* Material shown:

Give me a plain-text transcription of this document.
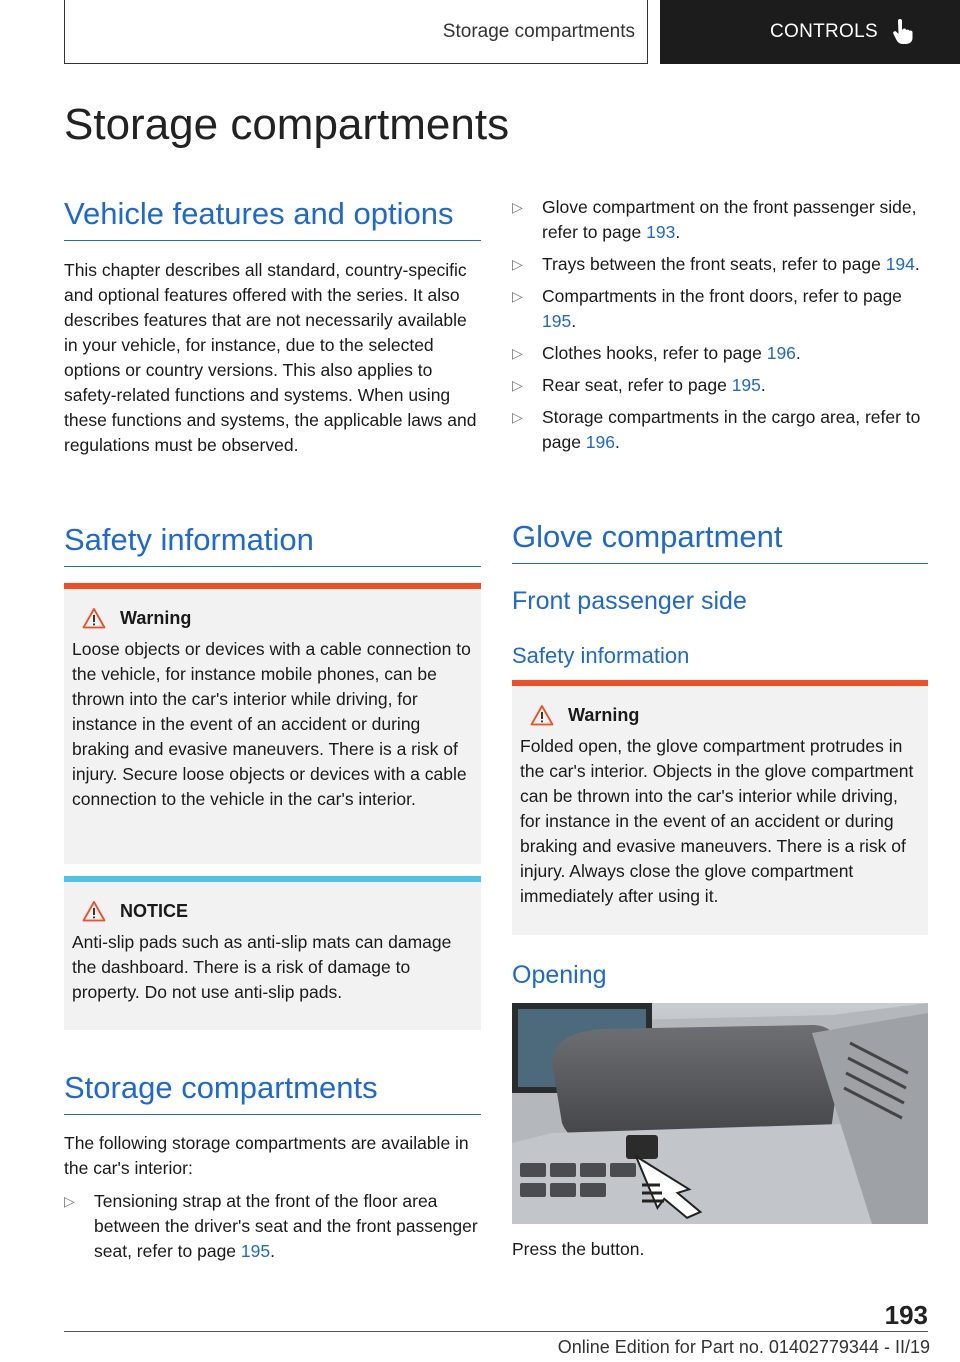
Storage compartments	CONTROLS
Storage compartments
Vehicle features and options

This chapter describes all standard, country-specific and optional features offered with the series. It also describes features that are not necessarily available in your vehicle, for instance, due to the selected options or country versions. This also applies to safety-related functions and systems. When using these functions and systems, the applicable laws and regulations must be observed.

Safety information
Warning
Loose objects or devices with a cable connection to the vehicle, for instance mobile phones, can be thrown into the car's interior while driving, for instance in the event of an accident or during braking and evasive maneuvers. There is a risk of injury. Secure loose objects or devices with a cable connection to the vehicle in the car's interior.
NOTICE
Anti-slip pads such as anti-slip mats can damage the dashboard. There is a risk of damage to property. Do not use anti-slip pads.
Storage compartments

The following storage compartments are available in the car's interior:

▷ Tensioning strap at the front of the floor area between the driver's seat and the front passenger seat, refer to page 195.
▷ Glove compartment on the front passenger side, refer to page 193.
▷ Trays between the front seats, refer to page 194.
▷ Compartments in the front doors, refer to page 195.
▷ Clothes hooks, refer to page 196.
▷ Rear seat, refer to page 195.
▷ Storage compartments in the cargo area, refer to page 196.
Glove compartment
Front passenger side
Safety information
Warning
Folded open, the glove compartment protrudes in the car's interior. Objects in the glove compartment can be thrown into the car's interior while driving, for instance in the event of an accident or during braking and evasive maneuvers. There is a risk of injury. Always close the glove compartment immediately after using it.
Opening

Press the button.

193
Online Edition for Part no. 01402779344 - II/19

* Set exercise:
Make an exact copy of all entries above, dropping the images.

* Exercise answer:
Give me a plain-text transcription of this document.
Storage compartments	CONTROLS
Storage compartments
Vehicle features and options

This chapter describes all standard, country-specific and optional features offered with the series. It also describes features that are not necessarily available in your vehicle, for instance, due to the selected options or country versions. This also applies to safety-related functions and systems. When using these functions and systems, the applicable laws and regulations must be observed.

Safety information
Warning
Loose objects or devices with a cable connection to the vehicle, for instance mobile phones, can be thrown into the car's interior while driving, for instance in the event of an accident or during braking and evasive maneuvers. There is a risk of injury. Secure loose objects or devices with a cable connection to the vehicle in the car's interior.
NOTICE
Anti-slip pads such as anti-slip mats can damage the dashboard. There is a risk of damage to property. Do not use anti-slip pads.
Storage compartments

The following storage compartments are available in the car's interior:

▷ Tensioning strap at the front of the floor area between the driver's seat and the front passenger seat, refer to page 195.
▷ Glove compartment on the front passenger side, refer to page 193.
▷ Trays between the front seats, refer to page 194.
▷ Compartments in the front doors, refer to page 195.
▷ Clothes hooks, refer to page 196.
▷ Rear seat, refer to page 195.
▷ Storage compartments in the cargo area, refer to page 196.
Glove compartment
Front passenger side
Safety information
Warning
Folded open, the glove compartment protrudes in the car's interior. Objects in the glove compartment can be thrown into the car's interior while driving, for instance in the event of an accident or during braking and evasive maneuvers. There is a risk of injury. Always close the glove compartment immediately after using it.
Opening

Press the button.

193
Online Edition for Part no. 01402779344 - II/19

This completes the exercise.